#### [Task description]
Extract each record and reproduce it exactly.

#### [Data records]
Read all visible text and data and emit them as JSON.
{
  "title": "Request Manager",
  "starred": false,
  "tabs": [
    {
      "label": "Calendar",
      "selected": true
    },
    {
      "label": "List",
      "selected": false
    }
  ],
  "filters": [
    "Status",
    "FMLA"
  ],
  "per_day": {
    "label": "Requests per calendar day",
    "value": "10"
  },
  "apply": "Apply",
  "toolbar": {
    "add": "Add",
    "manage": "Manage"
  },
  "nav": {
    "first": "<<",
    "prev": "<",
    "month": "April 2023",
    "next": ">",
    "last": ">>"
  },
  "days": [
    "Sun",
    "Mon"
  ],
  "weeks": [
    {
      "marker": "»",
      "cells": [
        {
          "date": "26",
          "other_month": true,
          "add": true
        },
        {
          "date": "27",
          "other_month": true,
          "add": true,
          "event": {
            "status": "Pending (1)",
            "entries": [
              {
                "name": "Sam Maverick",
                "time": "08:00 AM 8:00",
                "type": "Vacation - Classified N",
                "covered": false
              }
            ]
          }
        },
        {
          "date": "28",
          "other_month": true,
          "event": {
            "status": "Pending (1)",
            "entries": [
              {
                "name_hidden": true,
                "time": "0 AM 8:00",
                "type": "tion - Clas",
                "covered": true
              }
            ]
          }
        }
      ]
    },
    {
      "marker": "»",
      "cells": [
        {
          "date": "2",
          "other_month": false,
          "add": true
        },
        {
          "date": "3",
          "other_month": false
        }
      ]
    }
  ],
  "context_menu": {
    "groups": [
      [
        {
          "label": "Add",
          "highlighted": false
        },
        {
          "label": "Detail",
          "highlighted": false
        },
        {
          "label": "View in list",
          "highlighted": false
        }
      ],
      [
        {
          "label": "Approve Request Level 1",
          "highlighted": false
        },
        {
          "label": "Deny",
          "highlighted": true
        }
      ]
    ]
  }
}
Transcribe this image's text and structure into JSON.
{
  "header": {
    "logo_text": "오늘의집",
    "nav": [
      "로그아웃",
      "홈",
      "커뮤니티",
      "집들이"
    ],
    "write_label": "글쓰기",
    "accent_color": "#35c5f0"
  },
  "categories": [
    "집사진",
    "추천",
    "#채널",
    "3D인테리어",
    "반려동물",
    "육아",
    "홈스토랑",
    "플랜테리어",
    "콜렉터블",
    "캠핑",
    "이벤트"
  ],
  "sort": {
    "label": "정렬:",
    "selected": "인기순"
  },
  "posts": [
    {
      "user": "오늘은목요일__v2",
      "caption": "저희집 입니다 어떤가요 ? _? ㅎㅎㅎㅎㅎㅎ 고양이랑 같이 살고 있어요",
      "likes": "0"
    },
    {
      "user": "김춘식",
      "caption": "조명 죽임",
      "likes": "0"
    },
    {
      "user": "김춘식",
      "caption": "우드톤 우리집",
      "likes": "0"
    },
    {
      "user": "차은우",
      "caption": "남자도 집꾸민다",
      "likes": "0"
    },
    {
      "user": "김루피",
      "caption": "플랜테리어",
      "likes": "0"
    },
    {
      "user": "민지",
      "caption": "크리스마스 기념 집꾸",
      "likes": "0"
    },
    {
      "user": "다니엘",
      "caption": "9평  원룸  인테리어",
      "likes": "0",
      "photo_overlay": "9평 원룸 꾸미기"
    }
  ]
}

#### [Complete response]
Read all visible text and data and emit them as JSON.
{
  "title": "Request Manager",
  "starred": false,
  "tabs": [
    {
      "label": "Calendar",
      "selected": true
    },
    {
      "label": "List",
      "selected": false
    }
  ],
  "filters": [
    "Status",
    "FMLA"
  ],
  "per_day": {
    "label": "Requests per calendar day",
    "value": "10"
  },
  "apply": "Apply",
  "toolbar": {
    "add": "Add",
    "manage": "Manage"
  },
  "nav": {
    "first": "<<",
    "prev": "<",
    "month": "April 2023",
    "next": ">",
    "last": ">>"
  },
  "days": [
    "Sun",
    "Mon"
  ],
  "weeks": [
    {
      "marker": "»",
      "cells": [
        {
          "date": "26",
          "other_month": true,
          "add": true
        },
        {
          "date": "27",
          "other_month": true,
          "add": true,
          "event": {
            "status": "Pending (1)",
            "entries": [
              {
                "name": "Sam Maverick",
                "time": "08:00 AM 8:00",
                "type": "Vacation - Classified N",
                "covered": false
              }
            ]
          }
        },
        {
          "date": "28",
          "other_month": true,
          "event": {
            "status": "Pending (1)",
            "entries": [
              {
                "name_hidden": true,
                "time": "0 AM 8:00",
                "type": "tion - Clas",
                "covered": true
              }
            ]
          }
        }
      ]
    },
    {
      "marker": "»",
      "cells": [
        {
          "date": "2",
          "other_month": false,
          "add": true
        },
        {
          "date": "3",
          "other_month": false
        }
      ]
    }
  ],
  "context_menu": {
    "groups": [
      [
        {
          "label": "Add",
          "highlighted": false
        },
        {
          "label": "Detail",
          "highlighted": false
        },
        {
          "label": "View in list",
          "highlighted": false
        }
      ],
      [
        {
          "label": "Approve Request Level 1",
          "highlighted": false
        },
        {
          "label": "Deny",
          "highlighted": true
        }
      ]
    ]
  }
}
Transcribe this image's text and structure into JSON.
{
  "header": {
    "logo_text": "오늘의집",
    "nav": [
      "로그아웃",
      "홈",
      "커뮤니티",
      "집들이"
    ],
    "write_label": "글쓰기",
    "accent_color": "#35c5f0"
  },
  "categories": [
    "집사진",
    "추천",
    "#채널",
    "3D인테리어",
    "반려동물",
    "육아",
    "홈스토랑",
    "플랜테리어",
    "콜렉터블",
    "캠핑",
    "이벤트"
  ],
  "sort": {
    "label": "정렬:",
    "selected": "인기순"
  },
  "posts": [
    {
      "user": "오늘은목요일__v2",
      "caption": "저희집 입니다 어떤가요 ? _? ㅎㅎㅎㅎㅎㅎ 고양이랑 같이 살고 있어요",
      "likes": "0"
    },
    {
      "user": "김춘식",
      "caption": "조명 죽임",
      "likes": "0"
    },
    {
      "user": "김춘식",
      "caption": "우드톤 우리집",
      "likes": "0"
    },
    {
      "user": "차은우",
      "caption": "남자도 집꾸민다",
      "likes": "0"
    },
    {
      "user": "김루피",
      "caption": "플랜테리어",
      "likes": "0"
    },
    {
      "user": "민지",
      "caption": "크리스마스 기념 집꾸",
      "likes": "0"
    },
    {
      "user": "다니엘",
      "caption": "9평  원룸  인테리어",
      "likes": "0",
      "photo_overlay": "9평 원룸 꾸미기"
    }
  ]
}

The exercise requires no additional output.